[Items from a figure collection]
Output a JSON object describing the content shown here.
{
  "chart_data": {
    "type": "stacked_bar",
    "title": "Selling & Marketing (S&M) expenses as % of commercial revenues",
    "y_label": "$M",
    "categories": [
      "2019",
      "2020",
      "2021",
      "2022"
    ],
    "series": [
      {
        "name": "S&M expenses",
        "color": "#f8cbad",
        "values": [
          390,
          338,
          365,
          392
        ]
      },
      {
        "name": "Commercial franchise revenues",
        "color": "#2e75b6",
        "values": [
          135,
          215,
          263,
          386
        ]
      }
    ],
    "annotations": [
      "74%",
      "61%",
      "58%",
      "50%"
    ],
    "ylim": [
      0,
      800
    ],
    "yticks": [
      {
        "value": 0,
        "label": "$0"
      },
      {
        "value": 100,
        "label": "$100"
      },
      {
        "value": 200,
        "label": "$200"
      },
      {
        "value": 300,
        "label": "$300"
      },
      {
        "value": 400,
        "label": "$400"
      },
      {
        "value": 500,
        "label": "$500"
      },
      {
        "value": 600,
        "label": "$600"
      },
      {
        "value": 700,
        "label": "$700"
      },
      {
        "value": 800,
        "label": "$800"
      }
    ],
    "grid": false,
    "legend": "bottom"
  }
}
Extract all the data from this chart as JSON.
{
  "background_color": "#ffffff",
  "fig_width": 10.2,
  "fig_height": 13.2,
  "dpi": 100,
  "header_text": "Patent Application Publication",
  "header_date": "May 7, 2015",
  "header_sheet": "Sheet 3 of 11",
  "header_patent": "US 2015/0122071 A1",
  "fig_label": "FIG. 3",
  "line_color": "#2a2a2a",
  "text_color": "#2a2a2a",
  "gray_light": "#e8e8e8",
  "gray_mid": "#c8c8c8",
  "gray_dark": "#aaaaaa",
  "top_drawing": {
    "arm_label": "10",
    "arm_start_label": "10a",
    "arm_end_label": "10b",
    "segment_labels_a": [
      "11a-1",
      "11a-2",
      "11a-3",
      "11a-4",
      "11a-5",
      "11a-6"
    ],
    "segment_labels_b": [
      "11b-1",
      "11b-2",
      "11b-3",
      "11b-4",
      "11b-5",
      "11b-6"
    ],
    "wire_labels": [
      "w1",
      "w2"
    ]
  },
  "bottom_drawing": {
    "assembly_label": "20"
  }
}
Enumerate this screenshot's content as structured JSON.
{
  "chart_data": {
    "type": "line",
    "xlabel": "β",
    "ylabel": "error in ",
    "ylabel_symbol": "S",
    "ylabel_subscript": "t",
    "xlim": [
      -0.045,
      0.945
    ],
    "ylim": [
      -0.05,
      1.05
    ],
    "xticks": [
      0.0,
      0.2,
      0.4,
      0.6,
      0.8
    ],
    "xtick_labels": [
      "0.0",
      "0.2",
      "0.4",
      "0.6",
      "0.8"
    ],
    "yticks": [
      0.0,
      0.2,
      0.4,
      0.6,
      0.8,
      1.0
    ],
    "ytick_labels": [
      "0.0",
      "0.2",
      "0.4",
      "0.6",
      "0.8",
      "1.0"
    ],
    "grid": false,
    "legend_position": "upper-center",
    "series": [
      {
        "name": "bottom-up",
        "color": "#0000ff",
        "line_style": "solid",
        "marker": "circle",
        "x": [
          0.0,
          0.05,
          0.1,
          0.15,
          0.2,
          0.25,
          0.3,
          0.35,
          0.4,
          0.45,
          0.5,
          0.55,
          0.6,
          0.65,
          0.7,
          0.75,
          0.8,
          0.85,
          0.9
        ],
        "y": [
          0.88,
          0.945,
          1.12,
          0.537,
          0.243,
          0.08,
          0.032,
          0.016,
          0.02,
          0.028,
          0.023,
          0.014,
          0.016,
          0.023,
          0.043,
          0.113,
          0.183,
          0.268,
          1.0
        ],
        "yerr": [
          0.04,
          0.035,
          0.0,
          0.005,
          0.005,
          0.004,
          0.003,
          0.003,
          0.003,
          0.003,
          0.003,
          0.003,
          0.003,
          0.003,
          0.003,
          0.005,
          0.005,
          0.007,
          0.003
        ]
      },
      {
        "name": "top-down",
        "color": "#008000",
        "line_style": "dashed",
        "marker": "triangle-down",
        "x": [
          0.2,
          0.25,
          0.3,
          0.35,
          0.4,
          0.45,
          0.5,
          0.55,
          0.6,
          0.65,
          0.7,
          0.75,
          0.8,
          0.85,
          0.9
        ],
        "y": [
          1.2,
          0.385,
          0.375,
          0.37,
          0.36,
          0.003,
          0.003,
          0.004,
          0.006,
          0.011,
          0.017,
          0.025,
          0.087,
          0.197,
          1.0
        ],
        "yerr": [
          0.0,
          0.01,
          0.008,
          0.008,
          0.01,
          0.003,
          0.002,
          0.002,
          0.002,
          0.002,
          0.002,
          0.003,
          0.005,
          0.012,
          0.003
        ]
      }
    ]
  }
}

> **AIM**:
Only lines with the string "expenses" belong in your answer; copy each one.

> **WORKED ANSWER**:
    "title": "Selling & Marketing (S&M) expenses as % of commercial revenues",
        "name": "S&M expenses",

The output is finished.